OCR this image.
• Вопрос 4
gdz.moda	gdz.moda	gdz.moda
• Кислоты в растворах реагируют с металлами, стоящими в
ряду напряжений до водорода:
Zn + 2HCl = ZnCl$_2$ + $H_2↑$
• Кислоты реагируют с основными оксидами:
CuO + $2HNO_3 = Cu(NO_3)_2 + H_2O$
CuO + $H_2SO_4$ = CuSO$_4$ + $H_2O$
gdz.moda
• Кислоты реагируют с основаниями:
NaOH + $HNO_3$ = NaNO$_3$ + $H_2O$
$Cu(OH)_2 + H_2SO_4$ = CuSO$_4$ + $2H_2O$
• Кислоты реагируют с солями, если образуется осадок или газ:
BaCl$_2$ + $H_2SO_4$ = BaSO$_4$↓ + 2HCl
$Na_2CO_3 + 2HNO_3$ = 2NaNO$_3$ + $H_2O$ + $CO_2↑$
--*--
- Description of the task -
Output all of the data again. Match it exactly.

- Output of the task -
OCR this image.
• Вопрос 4
gdz.moda	gdz.moda	gdz.moda
• Кислоты в растворах реагируют с металлами, стоящими в
ряду напряжений до водорода:
Zn + 2HCl = ZnCl$_2$ + $H_2↑$
• Кислоты реагируют с основными оксидами:
CuO + $2HNO_3 = Cu(NO_3)_2 + H_2O$
CuO + $H_2SO_4$ = CuSO$_4$ + $H_2O$
gdz.moda
• Кислоты реагируют с основаниями:
NaOH + $HNO_3$ = NaNO$_3$ + $H_2O$
$Cu(OH)_2 + H_2SO_4$ = CuSO$_4$ + $2H_2O$
• Кислоты реагируют с солями, если образуется осадок или газ:
BaCl$_2$ + $H_2SO_4$ = BaSO$_4$↓ + 2HCl
$Na_2CO_3 + 2HNO_3$ = 2NaNO$_3$ + $H_2O$ + $CO_2↑$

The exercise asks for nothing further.